Excerpts from a figure dataset:
<<<<

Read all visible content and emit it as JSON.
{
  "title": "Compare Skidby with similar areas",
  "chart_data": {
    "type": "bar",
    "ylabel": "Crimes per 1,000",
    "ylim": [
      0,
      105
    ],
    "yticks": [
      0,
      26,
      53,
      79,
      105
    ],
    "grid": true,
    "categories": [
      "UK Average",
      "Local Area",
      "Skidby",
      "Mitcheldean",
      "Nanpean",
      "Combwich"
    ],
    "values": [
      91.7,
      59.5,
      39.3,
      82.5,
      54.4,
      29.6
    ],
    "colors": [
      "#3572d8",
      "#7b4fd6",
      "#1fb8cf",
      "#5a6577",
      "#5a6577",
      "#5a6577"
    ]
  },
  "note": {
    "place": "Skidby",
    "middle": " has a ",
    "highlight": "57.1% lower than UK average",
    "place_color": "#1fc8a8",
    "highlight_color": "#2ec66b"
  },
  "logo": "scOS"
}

>>>>
<<<<

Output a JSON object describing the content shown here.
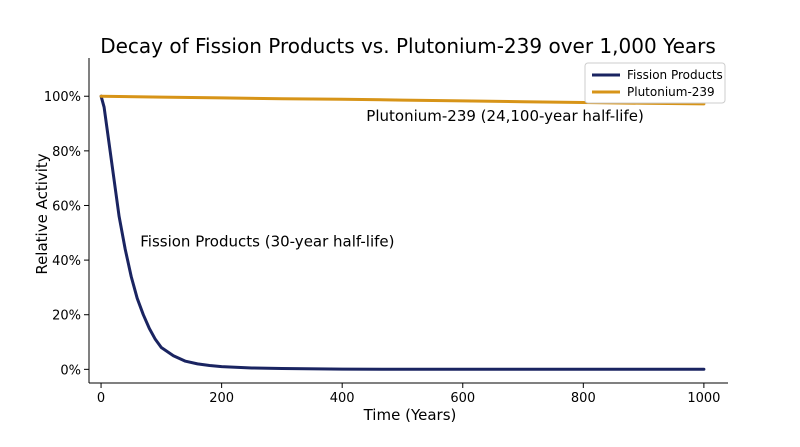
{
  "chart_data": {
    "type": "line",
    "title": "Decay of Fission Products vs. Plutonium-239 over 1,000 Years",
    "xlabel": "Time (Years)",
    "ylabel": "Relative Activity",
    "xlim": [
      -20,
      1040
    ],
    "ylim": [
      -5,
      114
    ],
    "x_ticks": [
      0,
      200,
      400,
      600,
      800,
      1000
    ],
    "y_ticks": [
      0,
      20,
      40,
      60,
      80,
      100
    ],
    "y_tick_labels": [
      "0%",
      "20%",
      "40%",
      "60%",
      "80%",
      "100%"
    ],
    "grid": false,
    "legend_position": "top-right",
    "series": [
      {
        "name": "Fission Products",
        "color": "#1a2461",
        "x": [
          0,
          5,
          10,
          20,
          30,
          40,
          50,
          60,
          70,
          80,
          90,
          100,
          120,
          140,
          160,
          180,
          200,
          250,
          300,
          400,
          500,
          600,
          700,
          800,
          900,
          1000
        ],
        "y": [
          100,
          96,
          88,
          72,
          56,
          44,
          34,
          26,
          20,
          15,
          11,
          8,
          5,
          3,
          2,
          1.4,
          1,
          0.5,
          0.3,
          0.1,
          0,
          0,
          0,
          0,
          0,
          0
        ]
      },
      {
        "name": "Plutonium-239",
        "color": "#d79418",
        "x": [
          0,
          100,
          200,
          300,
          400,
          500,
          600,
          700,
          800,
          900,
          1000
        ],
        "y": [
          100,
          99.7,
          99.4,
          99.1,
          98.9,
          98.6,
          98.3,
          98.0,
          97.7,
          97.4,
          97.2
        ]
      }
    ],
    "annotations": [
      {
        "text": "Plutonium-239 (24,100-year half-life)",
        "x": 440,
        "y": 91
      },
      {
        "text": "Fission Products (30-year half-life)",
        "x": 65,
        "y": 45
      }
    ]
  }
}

>>>>

**WHAT TO DO**
Reply with one number only: how many lines of the listing hold "Plutonium"?

**FULL ANSWER**
3